──────── Extracted information ────────
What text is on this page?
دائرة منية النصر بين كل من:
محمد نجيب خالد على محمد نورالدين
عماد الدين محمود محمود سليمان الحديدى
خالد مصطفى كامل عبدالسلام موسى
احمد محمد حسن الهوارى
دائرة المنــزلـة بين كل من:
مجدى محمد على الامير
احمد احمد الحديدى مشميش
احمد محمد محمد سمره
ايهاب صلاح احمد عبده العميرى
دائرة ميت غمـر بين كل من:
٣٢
────────
- **Do this**:
Copy down the material exactly as written.

- **Task answer**:
What text is on this page?
دائرة منية النصر بين كل من:
محمد نجيب خالد على محمد نورالدين
عماد الدين محمود محمود سليمان الحديدى
خالد مصطفى كامل عبدالسلام موسى
احمد محمد حسن الهوارى
دائرة المنــزلـة بين كل من:
مجدى محمد على الامير
احمد احمد الحديدى مشميش
احمد محمد محمد سمره
ايهاب صلاح احمد عبده العميرى
دائرة ميت غمـر بين كل من:
٣٢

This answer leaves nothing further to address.